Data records

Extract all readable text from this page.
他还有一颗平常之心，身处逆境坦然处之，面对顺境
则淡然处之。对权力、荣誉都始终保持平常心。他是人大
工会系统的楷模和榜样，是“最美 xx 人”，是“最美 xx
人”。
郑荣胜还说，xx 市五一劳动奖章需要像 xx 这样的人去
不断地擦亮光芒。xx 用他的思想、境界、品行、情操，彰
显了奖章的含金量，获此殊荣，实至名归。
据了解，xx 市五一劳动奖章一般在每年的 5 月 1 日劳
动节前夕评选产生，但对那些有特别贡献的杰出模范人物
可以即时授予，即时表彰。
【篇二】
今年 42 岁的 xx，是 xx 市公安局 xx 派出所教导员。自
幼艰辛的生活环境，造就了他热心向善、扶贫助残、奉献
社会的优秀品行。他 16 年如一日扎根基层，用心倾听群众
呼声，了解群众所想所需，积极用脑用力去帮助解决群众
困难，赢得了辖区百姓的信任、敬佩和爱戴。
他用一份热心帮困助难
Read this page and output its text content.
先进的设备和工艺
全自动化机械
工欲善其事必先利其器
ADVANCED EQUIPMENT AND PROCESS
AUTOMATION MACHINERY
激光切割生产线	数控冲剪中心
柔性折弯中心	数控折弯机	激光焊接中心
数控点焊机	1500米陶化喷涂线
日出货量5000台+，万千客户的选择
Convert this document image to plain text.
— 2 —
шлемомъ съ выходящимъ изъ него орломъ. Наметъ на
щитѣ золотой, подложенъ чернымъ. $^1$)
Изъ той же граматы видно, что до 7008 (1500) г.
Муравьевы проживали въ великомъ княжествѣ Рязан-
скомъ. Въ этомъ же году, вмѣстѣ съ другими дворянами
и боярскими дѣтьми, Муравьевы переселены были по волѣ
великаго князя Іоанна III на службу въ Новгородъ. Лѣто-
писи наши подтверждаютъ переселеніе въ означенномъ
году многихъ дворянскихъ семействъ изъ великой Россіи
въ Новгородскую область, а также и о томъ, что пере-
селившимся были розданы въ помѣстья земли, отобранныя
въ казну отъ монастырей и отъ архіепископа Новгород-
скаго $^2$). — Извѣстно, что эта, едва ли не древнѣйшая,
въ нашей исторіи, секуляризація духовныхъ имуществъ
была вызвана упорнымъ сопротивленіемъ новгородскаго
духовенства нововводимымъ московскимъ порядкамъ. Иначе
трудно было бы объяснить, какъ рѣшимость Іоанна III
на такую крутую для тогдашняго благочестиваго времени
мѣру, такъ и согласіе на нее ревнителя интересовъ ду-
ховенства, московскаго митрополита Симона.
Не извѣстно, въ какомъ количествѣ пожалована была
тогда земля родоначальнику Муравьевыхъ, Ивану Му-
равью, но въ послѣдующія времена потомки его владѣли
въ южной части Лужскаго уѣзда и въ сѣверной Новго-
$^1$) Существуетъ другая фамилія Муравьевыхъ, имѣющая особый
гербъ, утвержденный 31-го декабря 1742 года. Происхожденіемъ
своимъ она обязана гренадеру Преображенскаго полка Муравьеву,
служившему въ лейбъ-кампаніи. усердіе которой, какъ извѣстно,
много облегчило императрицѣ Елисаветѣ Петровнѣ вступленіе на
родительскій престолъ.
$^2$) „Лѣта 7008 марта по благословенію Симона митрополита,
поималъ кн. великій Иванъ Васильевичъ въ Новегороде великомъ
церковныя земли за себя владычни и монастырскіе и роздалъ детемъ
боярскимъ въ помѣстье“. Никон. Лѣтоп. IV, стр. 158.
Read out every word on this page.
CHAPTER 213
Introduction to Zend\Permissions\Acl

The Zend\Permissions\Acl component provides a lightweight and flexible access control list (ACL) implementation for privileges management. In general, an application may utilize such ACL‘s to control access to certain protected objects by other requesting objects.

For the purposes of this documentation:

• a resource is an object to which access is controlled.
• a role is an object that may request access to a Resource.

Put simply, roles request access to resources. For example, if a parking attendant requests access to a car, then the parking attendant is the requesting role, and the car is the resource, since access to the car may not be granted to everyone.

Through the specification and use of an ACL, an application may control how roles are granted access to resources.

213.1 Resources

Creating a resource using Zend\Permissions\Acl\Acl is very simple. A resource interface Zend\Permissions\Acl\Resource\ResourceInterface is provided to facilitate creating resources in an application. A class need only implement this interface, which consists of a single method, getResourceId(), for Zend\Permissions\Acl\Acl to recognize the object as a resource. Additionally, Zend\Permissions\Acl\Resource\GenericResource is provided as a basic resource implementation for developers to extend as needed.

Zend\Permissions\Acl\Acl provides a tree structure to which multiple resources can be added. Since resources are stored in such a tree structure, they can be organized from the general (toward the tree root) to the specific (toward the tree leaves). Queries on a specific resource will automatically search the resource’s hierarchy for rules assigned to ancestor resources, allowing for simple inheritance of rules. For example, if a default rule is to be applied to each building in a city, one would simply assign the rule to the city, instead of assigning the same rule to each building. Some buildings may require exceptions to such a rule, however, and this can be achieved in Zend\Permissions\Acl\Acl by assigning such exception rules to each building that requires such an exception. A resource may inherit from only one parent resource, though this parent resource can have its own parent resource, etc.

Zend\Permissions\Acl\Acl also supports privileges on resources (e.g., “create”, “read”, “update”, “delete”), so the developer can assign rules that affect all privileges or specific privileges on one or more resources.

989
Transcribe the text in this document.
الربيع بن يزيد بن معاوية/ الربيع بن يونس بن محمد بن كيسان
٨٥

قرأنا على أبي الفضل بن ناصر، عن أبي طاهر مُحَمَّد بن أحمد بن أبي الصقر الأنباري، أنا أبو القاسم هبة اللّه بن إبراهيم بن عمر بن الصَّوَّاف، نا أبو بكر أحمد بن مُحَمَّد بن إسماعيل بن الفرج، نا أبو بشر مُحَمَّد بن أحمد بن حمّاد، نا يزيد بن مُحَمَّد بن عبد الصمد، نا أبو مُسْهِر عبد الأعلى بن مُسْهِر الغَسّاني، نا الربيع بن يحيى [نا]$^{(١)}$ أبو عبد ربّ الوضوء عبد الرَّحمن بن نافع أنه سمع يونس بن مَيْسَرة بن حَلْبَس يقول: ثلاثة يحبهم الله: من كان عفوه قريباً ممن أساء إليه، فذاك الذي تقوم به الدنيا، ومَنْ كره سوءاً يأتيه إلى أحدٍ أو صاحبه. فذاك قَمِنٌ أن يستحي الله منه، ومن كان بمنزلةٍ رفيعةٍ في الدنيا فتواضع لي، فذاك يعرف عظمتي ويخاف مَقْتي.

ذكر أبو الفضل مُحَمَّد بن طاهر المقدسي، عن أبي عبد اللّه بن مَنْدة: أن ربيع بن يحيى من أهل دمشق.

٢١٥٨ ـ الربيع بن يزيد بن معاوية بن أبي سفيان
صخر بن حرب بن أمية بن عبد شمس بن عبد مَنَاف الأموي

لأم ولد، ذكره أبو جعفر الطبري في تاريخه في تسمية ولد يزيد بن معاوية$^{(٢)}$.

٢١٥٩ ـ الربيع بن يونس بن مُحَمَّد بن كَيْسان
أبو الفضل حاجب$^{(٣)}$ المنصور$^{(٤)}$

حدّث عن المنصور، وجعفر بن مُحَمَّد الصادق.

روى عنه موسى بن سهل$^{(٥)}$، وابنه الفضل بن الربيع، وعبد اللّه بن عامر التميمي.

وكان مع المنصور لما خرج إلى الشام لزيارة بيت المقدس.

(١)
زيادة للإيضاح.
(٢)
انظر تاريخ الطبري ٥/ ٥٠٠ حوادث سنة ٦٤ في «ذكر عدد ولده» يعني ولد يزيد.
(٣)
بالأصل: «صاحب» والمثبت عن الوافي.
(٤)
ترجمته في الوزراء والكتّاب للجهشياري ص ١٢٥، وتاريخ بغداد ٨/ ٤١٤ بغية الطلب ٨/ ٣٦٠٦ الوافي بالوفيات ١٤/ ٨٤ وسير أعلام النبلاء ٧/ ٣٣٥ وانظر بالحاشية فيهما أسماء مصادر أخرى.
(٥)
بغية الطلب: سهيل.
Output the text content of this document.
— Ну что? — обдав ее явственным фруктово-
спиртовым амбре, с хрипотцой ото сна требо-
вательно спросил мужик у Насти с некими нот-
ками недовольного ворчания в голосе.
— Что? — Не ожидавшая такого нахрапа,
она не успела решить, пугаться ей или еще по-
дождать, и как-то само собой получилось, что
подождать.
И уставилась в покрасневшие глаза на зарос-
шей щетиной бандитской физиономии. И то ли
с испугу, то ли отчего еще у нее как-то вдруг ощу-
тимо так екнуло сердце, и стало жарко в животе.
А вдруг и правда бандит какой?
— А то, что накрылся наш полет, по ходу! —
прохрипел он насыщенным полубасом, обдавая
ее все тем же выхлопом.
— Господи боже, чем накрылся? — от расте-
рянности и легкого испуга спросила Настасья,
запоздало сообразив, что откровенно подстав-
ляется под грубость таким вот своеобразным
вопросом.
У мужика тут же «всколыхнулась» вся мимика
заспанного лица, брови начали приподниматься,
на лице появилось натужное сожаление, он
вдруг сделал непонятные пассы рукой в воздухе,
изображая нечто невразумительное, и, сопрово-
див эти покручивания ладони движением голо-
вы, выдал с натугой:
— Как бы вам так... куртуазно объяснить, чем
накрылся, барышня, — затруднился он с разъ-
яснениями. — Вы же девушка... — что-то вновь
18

**Short task:**
Scan the material above for the word "بغية". Copy each line where it occurs.

**Solution:**
ترجمته في الوزراء والكتّاب للجهشياري ص ١٢٥، وتاريخ بغداد ٨/ ٤١٤ بغية الطلب ٨/ ٣٦٠٦ الوافي بالوفيات ١٤/ ٨٤ وسير أعلام النبلاء ٧/ ٣٣٥ وانظر بالحاشية فيهما أسماء مصادر أخرى.
بغية الطلب: سهيل.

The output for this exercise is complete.